Document text:

###

1915 to 1945 warm period. Global temperatures rose steadily in the 1920s, 1930s, and early 1940s. By the mid-1940s, global temperatures were about 0.5 °C (0.9° F) warmer than they had been at the turn of the century. More high temperature records for the century were recorded in the 1930s than in any other decade of the 20th century. Glaciers during this warm period retreated, temperatures in the 1930s in Greenland were warmer than at present, and rates of warming were higher (warming 4°C (7° F) in two decades). All of this occurred before CO2 emissions began to soar after 1945, so at least half of the warming of the past century cannot have been caused by manmade CO2.
1945 to 1977 cool period. Global temperatures began to cool in the mid–1940’s at the point when CO2 emissions began to soar. Global temperatures in the Northern Hemisphere dropped about 0.5° C (0.9° F) from the mid-1940s until 1977 and temperatures globally cooled about 0.2° C (0.4° F). Many of the world’s glaciers advanced during this time and recovered a good deal of the ice lost during the 1915–1945 warm period. Many examples of glacial recession cited in the news media show contrasting terminal positions beginning with the maximum extent at the end of the 1880-1915 year cool period and ending with the minimum extent of the recent 20 year warm period (1977-1998). A much better gauge of the effect of climate on glaciers would be to compare glacier terminal positions between the ends of successive cool periods or the ends of successive warm periods.
1977 to 1998 global warming The global cooling that prevailed from ~1945 to 1977 ended abruptly in 1977 when the Pacific Ocean shifted from its cool mode to its warm mode in a single year and global temperatures began to rise, initiating two decades of global warming. This sudden reversal of climate in 1977 has been called the “Great Pacific Climate Shift” because it happened so abruptly. During this warm period, alpine glaciers retreated, Arctic sea ice diminished, melting of the Greenland Ice Sheet occur.
The abruptness of the shift in Pacific sea surface temperatures and corresponding change from global cooling to global warming in 1977 is highly significant and strongly suggests a cause-and-effect relationship. The rise of atmospheric CO2, which accelerated after 1945 shows no sudden change that could account for the “Great Pacific Climate Shift”.
1999 to 2010 global cooling. No global warming has occurred above the 1998 level and temperatures have declined slightly.
The past 500 years
Temperature oscillations recorded in Greenland ice cores over the past 500 years (Fig. 2) are truly remarkable. At least 40 periods of warming and cooling have occurred since 1480 AD, all well before CO2 emissions could have been a factor.

###

Excerpted data:
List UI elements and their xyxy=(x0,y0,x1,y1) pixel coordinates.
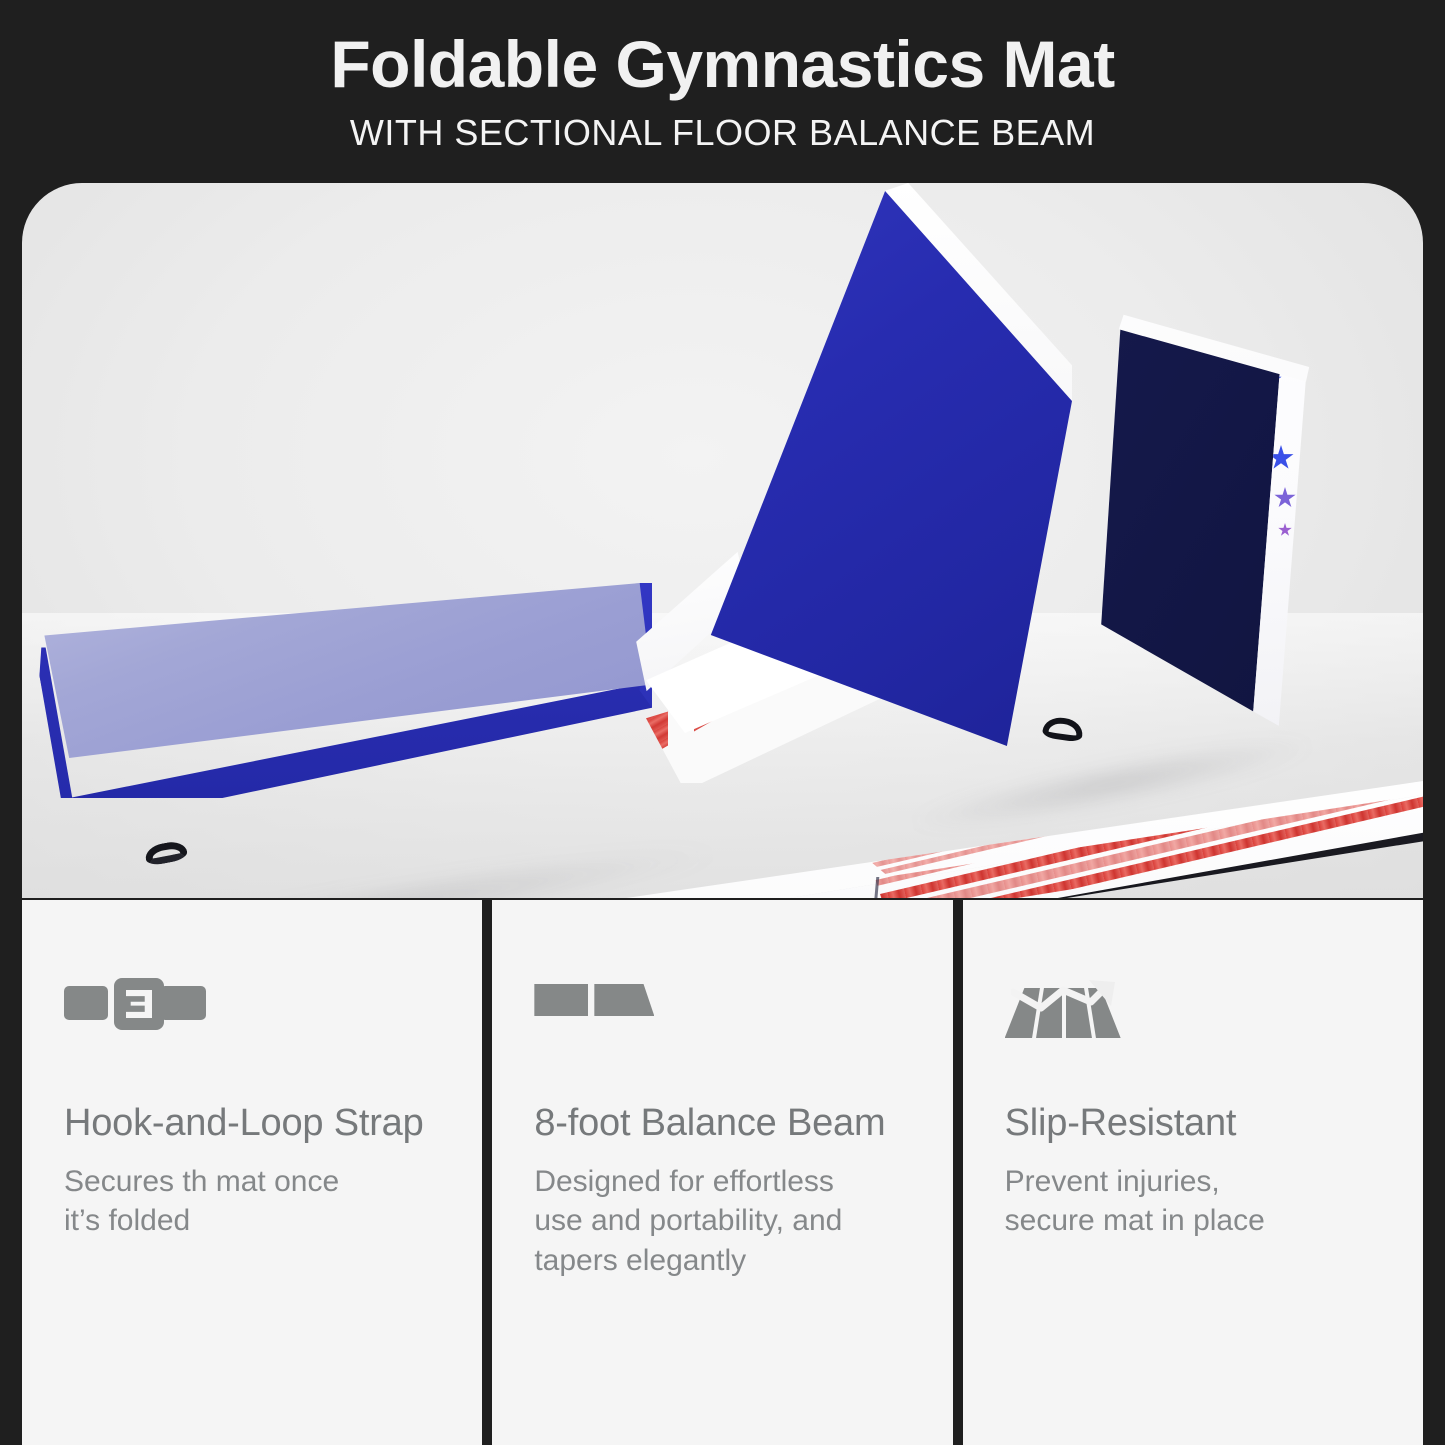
feature-description: Designed for effortless use and portabil… xyxy=(534,1162,910,1281)
feature-title: Hook-and-Loop Strap xyxy=(64,1102,440,1146)
feature-description: Secures th mat once it’s folded xyxy=(64,1162,440,1241)
strap-left-segment xyxy=(64,986,108,1020)
beam-segment-right-tapered xyxy=(594,984,654,1016)
product-image xyxy=(22,183,1423,898)
star-icon xyxy=(1252,297,1257,302)
feature-title: Slip-Resistant xyxy=(1005,1102,1381,1146)
strap-right-segment xyxy=(160,986,206,1020)
feature-card-hook-and-loop-strap: Hook-and-Loop Strap Secures th mat once … xyxy=(22,900,482,1445)
beam-sections-icon xyxy=(534,978,910,1040)
star-icon xyxy=(1255,321,1262,328)
star-icon xyxy=(1278,523,1292,537)
star-icon xyxy=(1274,487,1296,509)
strap-buckle-icon xyxy=(64,978,440,1040)
balance-beam xyxy=(172,763,1423,898)
flat-mat-top-face xyxy=(32,583,652,758)
page-header: Foldable Gymnastics Mat WITH SECTIONAL F… xyxy=(0,0,1445,183)
product-scene xyxy=(22,183,1423,898)
page-title: Foldable Gymnastics Mat xyxy=(0,30,1445,99)
slip-resistant-mat-icon xyxy=(1005,978,1381,1040)
feature-description: Prevent injuries, secure mat in place xyxy=(1005,1162,1381,1241)
folded-mat-tent xyxy=(622,183,1322,823)
upward-arrow-icon xyxy=(1011,978,1125,1018)
feature-cards: Hook-and-Loop Strap Secures th mat once … xyxy=(22,900,1423,1445)
feature-card-balance-beam: 8-foot Balance Beam Designed for effortl… xyxy=(492,900,952,1445)
beam-segment-left xyxy=(534,984,588,1016)
feature-title: 8-foot Balance Beam xyxy=(534,1102,910,1146)
feature-card-slip-resistant: Slip-Resistant Prevent injuries, secure … xyxy=(963,900,1423,1445)
tent-outer-blue-face xyxy=(652,191,1072,791)
page-subtitle: WITH SECTIONAL FLOOR BALANCE BEAM xyxy=(0,112,1445,154)
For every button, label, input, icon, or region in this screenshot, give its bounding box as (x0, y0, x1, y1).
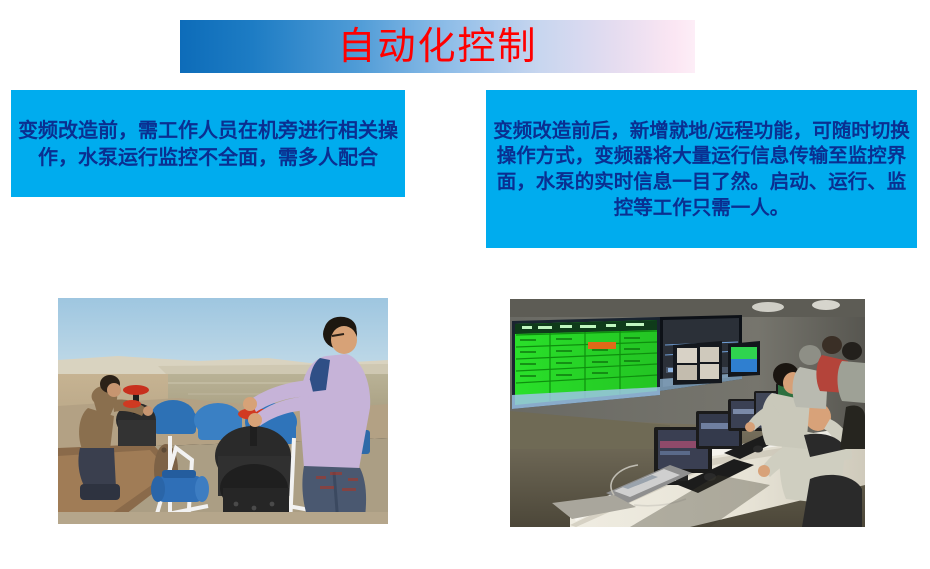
slide-canvas: 自动化控制 变频改造前，需工作人员在机旁进行相关操作，水泵运行监控不全面，需多人… (0, 0, 930, 569)
callout-box-after: 变频改造前后，新增就地/远程功能，可随时切换操作方式，变频器将大量运行信息传输至… (486, 90, 917, 248)
callout-before-text: 变频改造前，需工作人员在机旁进行相关操作，水泵运行监控不全面，需多人配合 (11, 117, 405, 170)
callout-after-text: 变频改造前后，新增就地/远程功能，可随时切换操作方式，变频器将大量运行信息传输至… (486, 118, 917, 221)
title-banner: 自动化控制 (180, 20, 695, 73)
control-room-illustration (510, 299, 865, 527)
page-title: 自动化控制 (180, 27, 695, 65)
photo-field-valve-operation (58, 298, 388, 524)
callout-box-before: 变频改造前，需工作人员在机旁进行相关操作，水泵运行监控不全面，需多人配合 (11, 90, 405, 197)
photo-control-room (510, 299, 865, 527)
field-photo-illustration (58, 298, 388, 524)
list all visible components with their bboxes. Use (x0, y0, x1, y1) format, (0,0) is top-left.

###

To do:
1. According to the climate history text, how many periods of warming and cooling have occurred since 1480 AD?
2. Copy the climate history text verbatim, everything from "1999 to 2010" down to "been a factor.".
3. Do these statements agree with the climate history text? Answer yes or no for each and quote the words of the text that decide it.
(a) By the mid-1940s, global temperatures were about 0.5 °C warmer than at the turn of the century.
(b) Temperatures in the Northern Hemisphere rose from the mid-1940s until 1977.
(c) The sudden reversal of climate in 1977 is called the "Great Pacific Climate Shift" because it happened so abruptly.

Responses to the exercise:
1. At least 40 periods of warming and cooling have occurred since 1480 AD.

2.
1999 to 2010 global cooling. No global warming has occurred above the 1998 level and temperatures have declined slightly.
The past 500 years
Temperature oscillations recorded in Greenland ice cores over the past 500 years (Fig. 2) are truly remarkable. At least 40 periods of warming and cooling have occurred since 1480 AD, all well before CO2 emissions could have been a factor.

3.
(a) Yes: "By the mid-1940s, global temperatures were about 0.5 °C (0.9° F) warmer than they had been at the turn of the century."
(b) No: "Global temperatures in the Northern Hemisphere dropped about 0.5° C (0.9° F) from the mid-1940s until 1977"
(c) Yes: "This sudden reversal of climate in 1977 has been called the “Great Pacific Climate Shift” because it happened so abruptly."